(To do): For every line in the records that has the word "right", make a copy.

(Raw data):
++++++++

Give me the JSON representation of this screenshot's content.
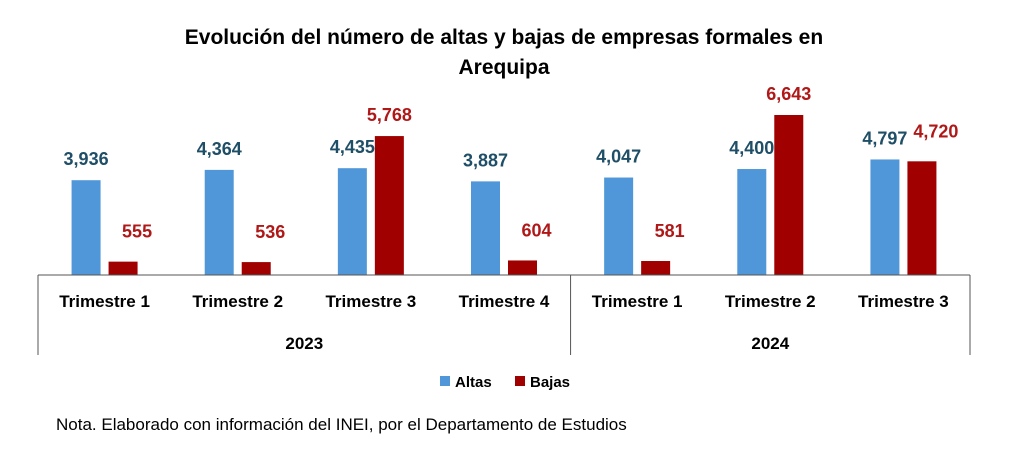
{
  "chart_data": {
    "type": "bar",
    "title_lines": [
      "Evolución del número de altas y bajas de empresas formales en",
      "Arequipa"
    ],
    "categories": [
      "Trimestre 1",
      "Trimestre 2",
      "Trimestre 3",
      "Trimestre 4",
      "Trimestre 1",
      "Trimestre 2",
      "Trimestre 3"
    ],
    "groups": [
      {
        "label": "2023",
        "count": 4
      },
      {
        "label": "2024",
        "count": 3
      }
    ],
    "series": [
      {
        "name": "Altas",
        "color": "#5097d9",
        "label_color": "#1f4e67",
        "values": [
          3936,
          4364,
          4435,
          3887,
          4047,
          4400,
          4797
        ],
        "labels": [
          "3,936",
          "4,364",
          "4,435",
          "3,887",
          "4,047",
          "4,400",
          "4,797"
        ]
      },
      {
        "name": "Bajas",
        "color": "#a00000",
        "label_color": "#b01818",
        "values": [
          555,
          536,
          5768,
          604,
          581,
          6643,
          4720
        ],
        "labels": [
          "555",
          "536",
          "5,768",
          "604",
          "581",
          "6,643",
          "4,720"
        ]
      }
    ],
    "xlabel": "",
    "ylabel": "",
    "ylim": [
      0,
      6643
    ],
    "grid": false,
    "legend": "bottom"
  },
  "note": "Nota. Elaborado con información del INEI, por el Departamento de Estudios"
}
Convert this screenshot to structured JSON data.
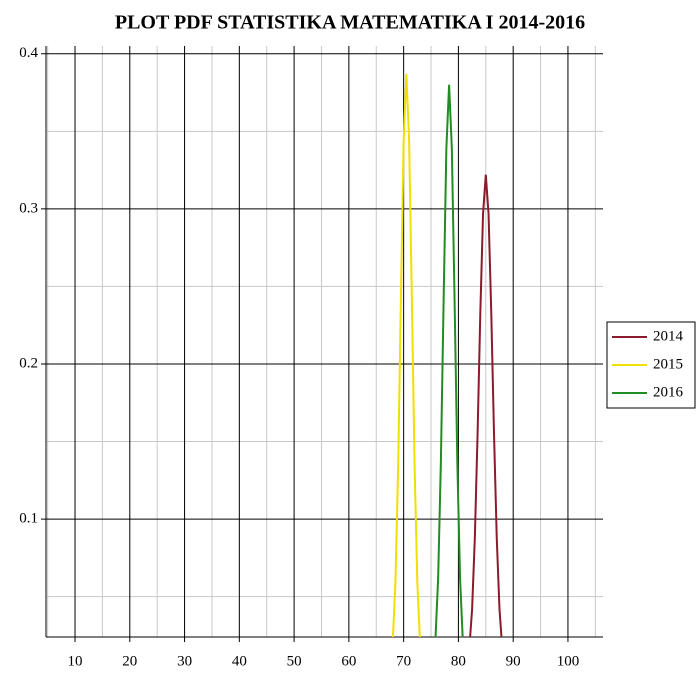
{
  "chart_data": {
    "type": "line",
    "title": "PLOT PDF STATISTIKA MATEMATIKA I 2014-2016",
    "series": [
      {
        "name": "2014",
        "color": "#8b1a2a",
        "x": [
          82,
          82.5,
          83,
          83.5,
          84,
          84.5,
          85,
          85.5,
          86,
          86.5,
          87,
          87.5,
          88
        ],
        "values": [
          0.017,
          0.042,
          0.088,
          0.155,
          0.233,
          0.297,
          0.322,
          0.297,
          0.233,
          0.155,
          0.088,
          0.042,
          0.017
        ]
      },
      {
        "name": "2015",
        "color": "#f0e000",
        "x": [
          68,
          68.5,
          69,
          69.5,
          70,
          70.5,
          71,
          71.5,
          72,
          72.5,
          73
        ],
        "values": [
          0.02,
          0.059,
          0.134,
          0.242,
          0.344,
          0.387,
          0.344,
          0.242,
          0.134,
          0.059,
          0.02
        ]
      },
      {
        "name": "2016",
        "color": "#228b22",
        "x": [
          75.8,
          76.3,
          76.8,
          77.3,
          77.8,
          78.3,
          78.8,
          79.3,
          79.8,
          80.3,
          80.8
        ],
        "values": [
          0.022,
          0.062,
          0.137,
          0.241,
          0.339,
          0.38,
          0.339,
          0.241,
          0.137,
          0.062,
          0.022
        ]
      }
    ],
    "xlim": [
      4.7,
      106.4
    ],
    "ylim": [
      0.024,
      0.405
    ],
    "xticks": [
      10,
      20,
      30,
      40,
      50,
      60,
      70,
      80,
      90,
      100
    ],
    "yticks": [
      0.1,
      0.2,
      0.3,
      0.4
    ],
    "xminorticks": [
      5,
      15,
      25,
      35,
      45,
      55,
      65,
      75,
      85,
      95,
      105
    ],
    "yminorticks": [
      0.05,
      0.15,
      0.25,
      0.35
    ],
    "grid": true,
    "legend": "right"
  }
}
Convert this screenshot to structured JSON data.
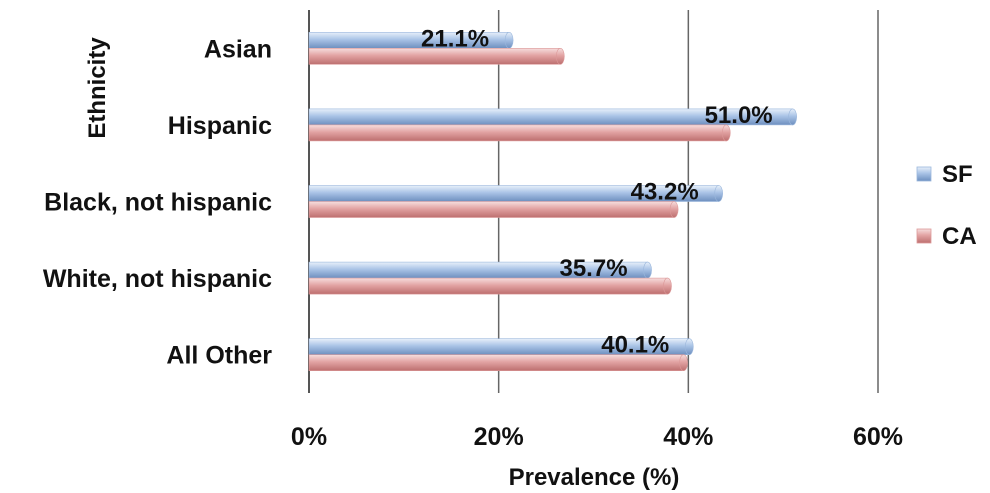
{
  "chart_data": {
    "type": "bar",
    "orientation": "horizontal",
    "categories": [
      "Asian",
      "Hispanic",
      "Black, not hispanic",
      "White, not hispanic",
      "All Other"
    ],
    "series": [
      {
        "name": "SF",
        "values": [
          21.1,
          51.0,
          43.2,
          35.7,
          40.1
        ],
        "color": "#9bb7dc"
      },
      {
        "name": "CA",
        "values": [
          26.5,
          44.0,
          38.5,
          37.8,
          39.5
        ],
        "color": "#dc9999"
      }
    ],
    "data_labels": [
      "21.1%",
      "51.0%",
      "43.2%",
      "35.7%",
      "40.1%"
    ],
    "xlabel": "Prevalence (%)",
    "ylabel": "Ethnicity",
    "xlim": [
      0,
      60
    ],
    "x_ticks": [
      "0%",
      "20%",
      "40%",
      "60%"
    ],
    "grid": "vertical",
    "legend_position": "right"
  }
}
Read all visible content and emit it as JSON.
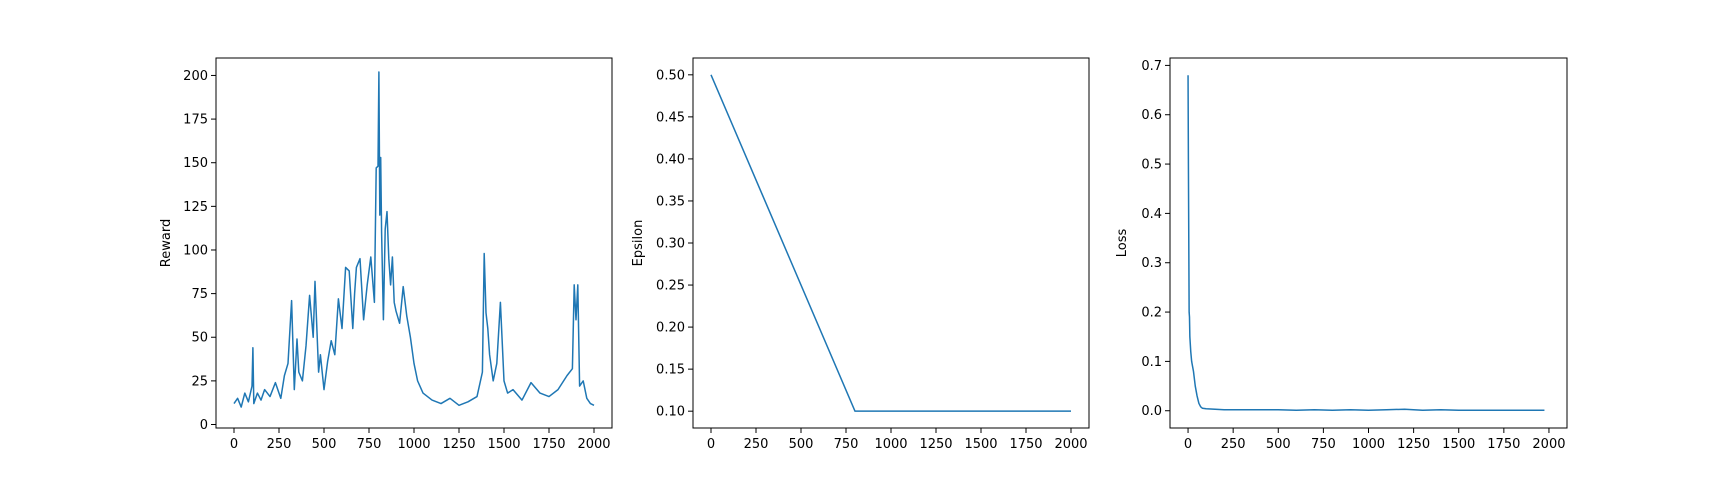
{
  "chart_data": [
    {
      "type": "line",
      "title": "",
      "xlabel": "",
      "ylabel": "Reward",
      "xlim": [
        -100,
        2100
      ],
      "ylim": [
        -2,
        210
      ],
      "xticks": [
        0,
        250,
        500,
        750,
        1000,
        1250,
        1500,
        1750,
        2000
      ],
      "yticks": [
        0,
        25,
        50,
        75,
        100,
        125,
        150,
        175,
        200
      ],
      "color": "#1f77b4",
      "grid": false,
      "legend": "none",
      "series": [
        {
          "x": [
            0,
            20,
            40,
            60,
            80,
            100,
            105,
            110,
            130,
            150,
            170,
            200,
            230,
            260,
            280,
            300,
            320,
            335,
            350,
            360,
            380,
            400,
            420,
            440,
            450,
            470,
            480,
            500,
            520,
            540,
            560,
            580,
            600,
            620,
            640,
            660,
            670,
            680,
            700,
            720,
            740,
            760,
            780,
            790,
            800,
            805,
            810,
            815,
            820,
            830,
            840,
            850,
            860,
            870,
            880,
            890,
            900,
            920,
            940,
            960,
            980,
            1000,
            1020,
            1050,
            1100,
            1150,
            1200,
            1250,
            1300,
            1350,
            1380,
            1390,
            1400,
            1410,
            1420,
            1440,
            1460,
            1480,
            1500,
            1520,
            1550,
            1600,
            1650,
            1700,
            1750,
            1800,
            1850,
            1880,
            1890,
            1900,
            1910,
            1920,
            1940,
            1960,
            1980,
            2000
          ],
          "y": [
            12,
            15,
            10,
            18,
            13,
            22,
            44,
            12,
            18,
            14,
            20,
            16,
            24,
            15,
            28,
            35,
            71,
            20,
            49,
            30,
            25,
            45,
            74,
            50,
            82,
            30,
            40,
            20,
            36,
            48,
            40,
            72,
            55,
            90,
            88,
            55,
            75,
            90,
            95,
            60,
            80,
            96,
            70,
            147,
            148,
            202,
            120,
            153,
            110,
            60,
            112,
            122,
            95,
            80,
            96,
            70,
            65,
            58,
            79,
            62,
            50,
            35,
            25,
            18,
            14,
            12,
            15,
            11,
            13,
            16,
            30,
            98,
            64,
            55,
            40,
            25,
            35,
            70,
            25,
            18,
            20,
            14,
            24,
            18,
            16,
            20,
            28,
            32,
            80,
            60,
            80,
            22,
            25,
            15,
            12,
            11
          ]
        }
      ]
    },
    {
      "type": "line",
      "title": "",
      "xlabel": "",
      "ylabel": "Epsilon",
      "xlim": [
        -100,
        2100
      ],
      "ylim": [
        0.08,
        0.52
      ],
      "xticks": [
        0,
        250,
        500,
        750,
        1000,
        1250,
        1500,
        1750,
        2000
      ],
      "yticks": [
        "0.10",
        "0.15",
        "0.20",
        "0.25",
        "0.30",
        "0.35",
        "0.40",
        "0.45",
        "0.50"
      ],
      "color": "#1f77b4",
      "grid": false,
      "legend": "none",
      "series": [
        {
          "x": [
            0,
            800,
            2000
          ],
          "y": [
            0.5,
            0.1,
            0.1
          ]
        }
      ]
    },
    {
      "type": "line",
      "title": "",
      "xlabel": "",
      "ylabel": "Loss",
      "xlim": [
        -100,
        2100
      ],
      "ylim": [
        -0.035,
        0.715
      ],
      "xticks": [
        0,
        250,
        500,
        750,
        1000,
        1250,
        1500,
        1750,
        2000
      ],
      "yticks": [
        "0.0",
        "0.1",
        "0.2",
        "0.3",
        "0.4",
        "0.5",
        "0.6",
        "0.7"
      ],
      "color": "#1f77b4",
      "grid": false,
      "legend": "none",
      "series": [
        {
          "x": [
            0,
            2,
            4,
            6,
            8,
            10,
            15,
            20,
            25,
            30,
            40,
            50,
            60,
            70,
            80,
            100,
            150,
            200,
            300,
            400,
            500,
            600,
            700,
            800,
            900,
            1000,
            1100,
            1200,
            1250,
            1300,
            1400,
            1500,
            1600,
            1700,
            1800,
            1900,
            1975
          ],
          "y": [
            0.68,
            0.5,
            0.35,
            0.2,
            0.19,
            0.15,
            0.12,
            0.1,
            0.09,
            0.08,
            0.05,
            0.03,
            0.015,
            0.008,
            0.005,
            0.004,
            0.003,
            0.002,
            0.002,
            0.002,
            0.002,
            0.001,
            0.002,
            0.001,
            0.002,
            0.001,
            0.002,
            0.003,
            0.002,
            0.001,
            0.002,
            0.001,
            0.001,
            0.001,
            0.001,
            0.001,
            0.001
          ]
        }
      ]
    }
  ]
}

++++++++

(Final result):
    "legend": "right"
    "legend_position": "right"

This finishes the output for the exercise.